Take every line where the string "content" appears and copy it.

Extracted records
>> Begin
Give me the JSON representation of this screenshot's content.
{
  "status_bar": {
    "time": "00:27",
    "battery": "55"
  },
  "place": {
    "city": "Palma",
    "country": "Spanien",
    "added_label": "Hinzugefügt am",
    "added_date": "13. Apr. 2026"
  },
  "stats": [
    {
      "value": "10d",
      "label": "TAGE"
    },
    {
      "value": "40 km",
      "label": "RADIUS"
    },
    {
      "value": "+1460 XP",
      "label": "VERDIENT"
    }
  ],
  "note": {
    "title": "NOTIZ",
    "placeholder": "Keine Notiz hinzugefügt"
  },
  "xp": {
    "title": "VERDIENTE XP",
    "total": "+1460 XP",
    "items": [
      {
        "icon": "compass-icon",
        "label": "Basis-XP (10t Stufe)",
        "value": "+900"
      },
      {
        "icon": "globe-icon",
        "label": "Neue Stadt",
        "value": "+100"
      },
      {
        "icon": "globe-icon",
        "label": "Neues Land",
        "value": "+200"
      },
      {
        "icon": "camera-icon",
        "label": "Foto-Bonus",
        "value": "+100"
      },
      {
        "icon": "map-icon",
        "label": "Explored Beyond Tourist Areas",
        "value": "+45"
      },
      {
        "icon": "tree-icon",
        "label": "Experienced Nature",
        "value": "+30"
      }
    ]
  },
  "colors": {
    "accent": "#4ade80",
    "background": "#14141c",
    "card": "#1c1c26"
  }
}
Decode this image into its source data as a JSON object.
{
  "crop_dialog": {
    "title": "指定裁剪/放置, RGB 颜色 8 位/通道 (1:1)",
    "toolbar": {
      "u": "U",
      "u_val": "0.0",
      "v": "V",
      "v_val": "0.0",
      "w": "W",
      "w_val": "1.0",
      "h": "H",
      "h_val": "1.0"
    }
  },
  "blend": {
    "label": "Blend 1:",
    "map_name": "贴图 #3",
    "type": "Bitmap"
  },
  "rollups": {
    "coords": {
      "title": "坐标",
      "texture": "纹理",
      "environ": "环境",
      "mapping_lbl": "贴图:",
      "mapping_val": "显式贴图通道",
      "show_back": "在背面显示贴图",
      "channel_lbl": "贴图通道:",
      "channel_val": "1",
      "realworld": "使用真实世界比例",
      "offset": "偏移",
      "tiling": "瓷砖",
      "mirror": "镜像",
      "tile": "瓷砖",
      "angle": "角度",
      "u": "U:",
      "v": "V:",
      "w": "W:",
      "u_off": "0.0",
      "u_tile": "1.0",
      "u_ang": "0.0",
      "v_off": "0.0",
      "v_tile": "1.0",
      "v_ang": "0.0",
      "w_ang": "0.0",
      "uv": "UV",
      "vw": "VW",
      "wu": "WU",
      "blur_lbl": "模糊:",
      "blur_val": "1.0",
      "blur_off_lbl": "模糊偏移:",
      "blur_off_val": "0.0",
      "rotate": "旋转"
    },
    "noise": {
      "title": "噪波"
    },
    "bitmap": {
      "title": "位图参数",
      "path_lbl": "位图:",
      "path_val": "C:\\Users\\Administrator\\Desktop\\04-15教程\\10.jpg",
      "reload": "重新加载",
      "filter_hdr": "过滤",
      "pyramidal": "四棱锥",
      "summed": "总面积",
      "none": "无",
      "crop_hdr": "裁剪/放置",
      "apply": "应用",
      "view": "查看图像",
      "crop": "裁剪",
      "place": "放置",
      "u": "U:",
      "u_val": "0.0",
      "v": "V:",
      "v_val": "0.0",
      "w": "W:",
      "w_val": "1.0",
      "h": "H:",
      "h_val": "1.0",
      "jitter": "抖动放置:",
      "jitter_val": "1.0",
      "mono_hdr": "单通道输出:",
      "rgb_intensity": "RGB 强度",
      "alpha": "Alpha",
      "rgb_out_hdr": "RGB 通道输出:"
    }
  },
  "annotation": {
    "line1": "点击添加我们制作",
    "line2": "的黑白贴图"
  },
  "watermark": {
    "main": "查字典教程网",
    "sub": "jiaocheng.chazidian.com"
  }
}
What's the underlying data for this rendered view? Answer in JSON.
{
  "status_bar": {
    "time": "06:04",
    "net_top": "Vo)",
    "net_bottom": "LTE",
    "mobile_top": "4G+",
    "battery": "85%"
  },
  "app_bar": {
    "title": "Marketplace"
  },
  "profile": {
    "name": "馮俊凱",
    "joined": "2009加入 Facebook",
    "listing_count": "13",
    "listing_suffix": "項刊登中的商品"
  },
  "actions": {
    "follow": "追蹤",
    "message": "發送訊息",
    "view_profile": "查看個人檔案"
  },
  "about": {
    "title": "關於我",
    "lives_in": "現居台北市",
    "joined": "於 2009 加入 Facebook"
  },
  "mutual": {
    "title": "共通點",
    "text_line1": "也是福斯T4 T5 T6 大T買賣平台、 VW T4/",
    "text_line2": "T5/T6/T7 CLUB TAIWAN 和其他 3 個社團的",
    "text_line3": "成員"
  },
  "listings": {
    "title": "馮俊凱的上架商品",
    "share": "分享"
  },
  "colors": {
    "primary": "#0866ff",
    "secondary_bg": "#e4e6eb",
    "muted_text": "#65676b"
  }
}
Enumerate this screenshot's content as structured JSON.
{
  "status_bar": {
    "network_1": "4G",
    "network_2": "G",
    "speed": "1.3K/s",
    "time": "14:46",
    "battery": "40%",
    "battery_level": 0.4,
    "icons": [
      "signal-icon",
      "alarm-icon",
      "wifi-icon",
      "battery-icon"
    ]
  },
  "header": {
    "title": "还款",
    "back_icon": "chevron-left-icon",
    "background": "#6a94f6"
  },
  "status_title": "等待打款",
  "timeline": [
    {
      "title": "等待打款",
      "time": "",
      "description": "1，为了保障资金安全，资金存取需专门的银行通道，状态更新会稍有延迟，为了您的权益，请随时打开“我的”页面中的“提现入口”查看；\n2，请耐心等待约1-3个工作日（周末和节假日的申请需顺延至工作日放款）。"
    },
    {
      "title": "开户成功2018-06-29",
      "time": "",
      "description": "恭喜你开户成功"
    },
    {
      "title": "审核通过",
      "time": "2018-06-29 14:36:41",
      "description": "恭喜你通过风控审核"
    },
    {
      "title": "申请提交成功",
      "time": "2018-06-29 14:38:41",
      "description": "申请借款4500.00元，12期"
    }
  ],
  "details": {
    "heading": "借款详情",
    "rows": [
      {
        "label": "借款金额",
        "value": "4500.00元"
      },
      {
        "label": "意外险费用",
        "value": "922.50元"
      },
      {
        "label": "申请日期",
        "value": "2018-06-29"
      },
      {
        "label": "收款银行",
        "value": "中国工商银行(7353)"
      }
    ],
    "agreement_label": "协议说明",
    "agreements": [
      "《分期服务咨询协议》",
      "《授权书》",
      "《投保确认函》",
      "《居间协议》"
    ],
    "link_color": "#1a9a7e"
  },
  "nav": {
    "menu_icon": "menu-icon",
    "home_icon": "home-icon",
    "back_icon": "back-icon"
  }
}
>> End
Response to the task:
Give me the JSON representation of this screenshot's content.
Enumerate this screenshot's content as structured JSON.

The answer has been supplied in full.